▸ **Dataset extract**:
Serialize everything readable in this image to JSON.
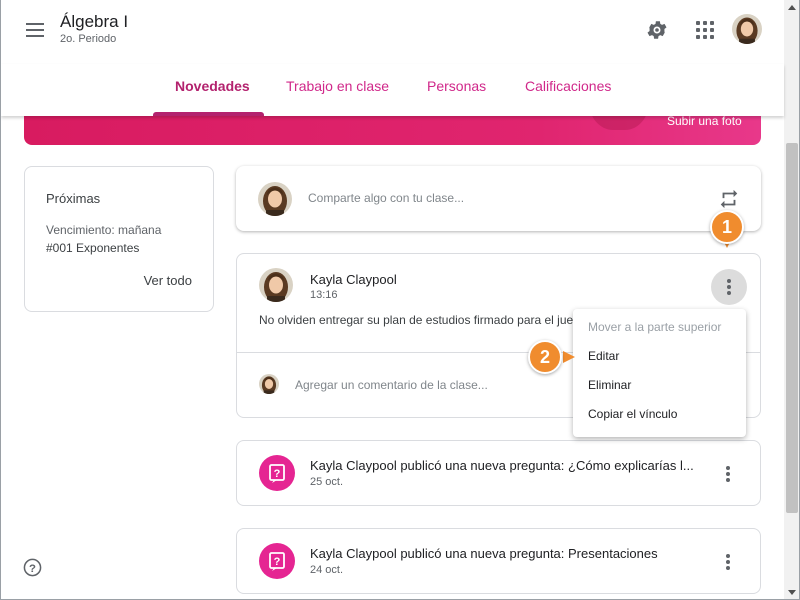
{
  "header": {
    "class_name": "Álgebra I",
    "class_section": "2o. Periodo",
    "icons": {
      "menu": "hamburger-icon",
      "settings": "gear-icon",
      "apps": "apps-grid-icon",
      "account": "avatar"
    }
  },
  "tabs": [
    {
      "label": "Novedades",
      "active": true
    },
    {
      "label": "Trabajo en clase",
      "active": false
    },
    {
      "label": "Personas",
      "active": false
    },
    {
      "label": "Calificaciones",
      "active": false
    }
  ],
  "banner": {
    "upload_label": "Subir una foto"
  },
  "upcoming": {
    "title": "Próximas",
    "due": "Vencimiento: mañana",
    "item": "#001 Exponentes",
    "view_all": "Ver todo"
  },
  "share": {
    "placeholder": "Comparte algo con tu clase..."
  },
  "post": {
    "author": "Kayla Claypool",
    "time": "13:16",
    "text": "No olviden entregar su plan de estudios firmado para el jueves",
    "comment_placeholder": "Agregar un comentario de la clase..."
  },
  "post_menu": {
    "items": [
      {
        "label": "Mover a la parte superior",
        "disabled": true
      },
      {
        "label": "Editar",
        "disabled": false
      },
      {
        "label": "Eliminar",
        "disabled": false
      },
      {
        "label": "Copiar el vínculo",
        "disabled": false
      }
    ]
  },
  "questions": [
    {
      "title": "Kayla Claypool publicó una nueva pregunta: ¿Cómo explicarías l...",
      "date": "25 oct."
    },
    {
      "title": "Kayla Claypool publicó una nueva pregunta: Presentaciones",
      "date": "24 oct."
    }
  ],
  "callouts": [
    "1",
    "2"
  ],
  "colors": {
    "accent": "#b3226e",
    "tab": "#d0288a",
    "banner": "#d81b60",
    "callout": "#f08c2e",
    "question_icon": "#e52592"
  }
}
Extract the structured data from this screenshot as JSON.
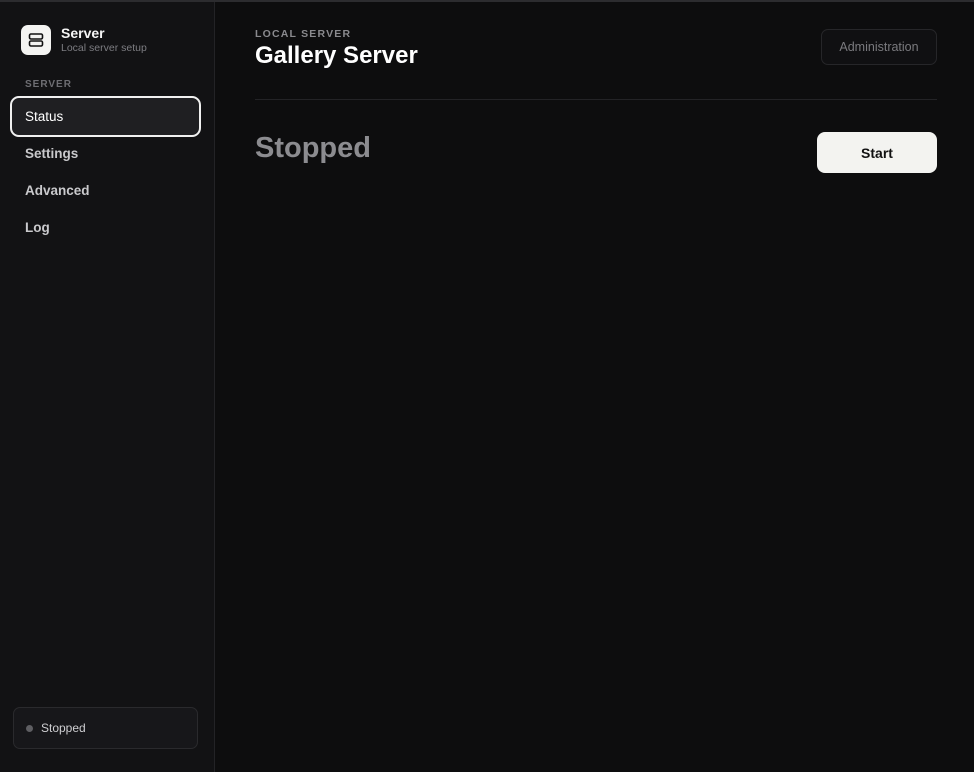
{
  "brand": {
    "title": "Server",
    "subtitle": "Local server setup",
    "logo_icon": "server-icon"
  },
  "sidebar": {
    "section_label": "SERVER",
    "items": [
      {
        "label": "Status",
        "active": true
      },
      {
        "label": "Settings",
        "active": false
      },
      {
        "label": "Advanced",
        "active": false
      },
      {
        "label": "Log",
        "active": false
      }
    ],
    "status_card": {
      "text": "Stopped",
      "dot_color": "#5e5e62"
    }
  },
  "header": {
    "eyebrow": "LOCAL SERVER",
    "title": "Gallery Server",
    "admin_label": "Administration"
  },
  "main": {
    "state_label": "Stopped",
    "start_label": "Start"
  },
  "colors": {
    "background": "#0d0d0e",
    "sidebar": "#121214",
    "accent_button": "#f3f3f0"
  }
}
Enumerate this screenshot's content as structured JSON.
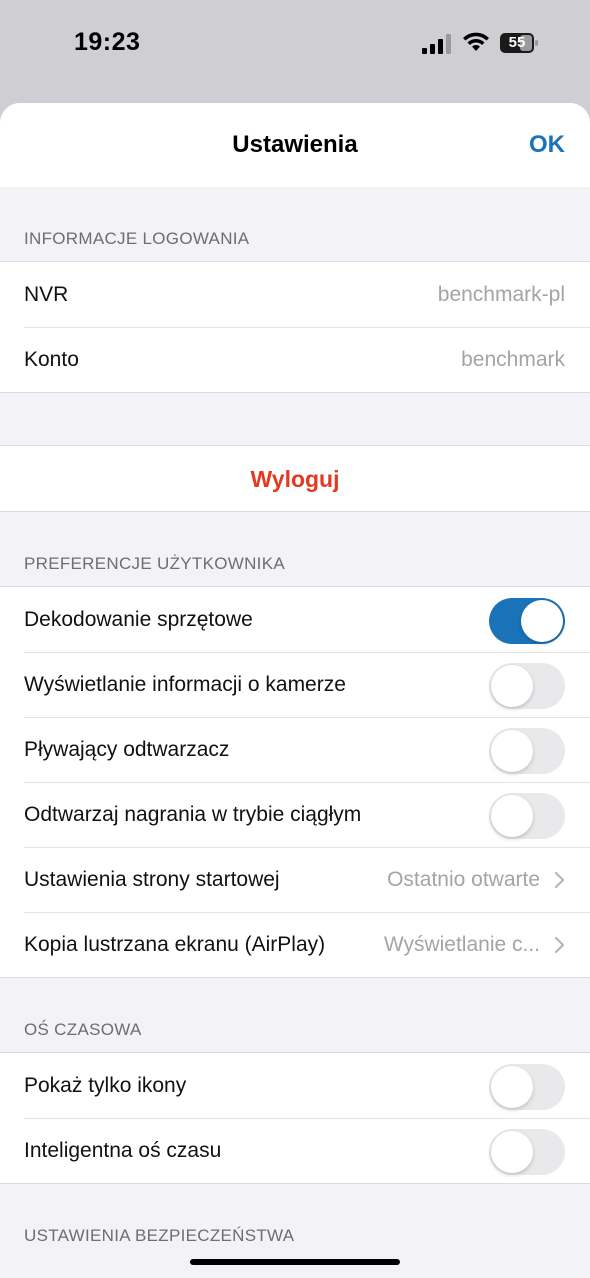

▸ **Aim of the exercise**: Every line is to be duplicated exactly, though pictures stay out.

▸ **Answer for this exercise**:
Serialize everything readable in this image to JSON.
{
  "header": {
    "class_name": "Álgebra I",
    "class_section": "2o. Periodo",
    "icons": {
      "menu": "hamburger-icon",
      "settings": "gear-icon",
      "apps": "apps-grid-icon",
      "account": "avatar"
    }
  },
  "tabs": [
    {
      "label": "Novedades",
      "active": true
    },
    {
      "label": "Trabajo en clase",
      "active": false
    },
    {
      "label": "Personas",
      "active": false
    },
    {
      "label": "Calificaciones",
      "active": false
    }
  ],
  "banner": {
    "upload_label": "Subir una foto"
  },
  "upcoming": {
    "title": "Próximas",
    "due": "Vencimiento: mañana",
    "item": "#001 Exponentes",
    "view_all": "Ver todo"
  },
  "share": {
    "placeholder": "Comparte algo con tu clase..."
  },
  "post": {
    "author": "Kayla Claypool",
    "time": "13:16",
    "text": "No olviden entregar su plan de estudios firmado para el jueves",
    "comment_placeholder": "Agregar un comentario de la clase..."
  },
  "post_menu": {
    "items": [
      {
        "label": "Mover a la parte superior",
        "disabled": true
      },
      {
        "label": "Editar",
        "disabled": false
      },
      {
        "label": "Eliminar",
        "disabled": false
      },
      {
        "label": "Copiar el vínculo",
        "disabled": false
      }
    ]
  },
  "questions": [
    {
      "title": "Kayla Claypool publicó una nueva pregunta: ¿Cómo explicarías l...",
      "date": "25 oct."
    },
    {
      "title": "Kayla Claypool publicó una nueva pregunta: Presentaciones",
      "date": "24 oct."
    }
  ],
  "callouts": [
    "1",
    "2"
  ],
  "colors": {
    "accent": "#b3226e",
    "tab": "#d0288a",
    "banner": "#d81b60",
    "callout": "#f08c2e",
    "question_icon": "#e52592"
  }
}
Extract the structured data from this screenshot as JSON.
{
  "brand": {
    "title": "Server",
    "subtitle": "Local server setup",
    "logo_icon": "server-icon"
  },
  "sidebar": {
    "section_label": "SERVER",
    "items": [
      {
        "label": "Status",
        "active": true
      },
      {
        "label": "Settings",
        "active": false
      },
      {
        "label": "Advanced",
        "active": false
      },
      {
        "label": "Log",
        "active": false
      }
    ],
    "status_card": {
      "text": "Stopped",
      "dot_color": "#5e5e62"
    }
  },
  "header": {
    "eyebrow": "LOCAL SERVER",
    "title": "Gallery Server",
    "admin_label": "Administration"
  },
  "main": {
    "state_label": "Stopped",
    "start_label": "Start"
  },
  "colors": {
    "background": "#0d0d0e",
    "sidebar": "#121214",
    "accent_button": "#f3f3f0"
  }
}
Enumerate this screenshot's content as structured JSON.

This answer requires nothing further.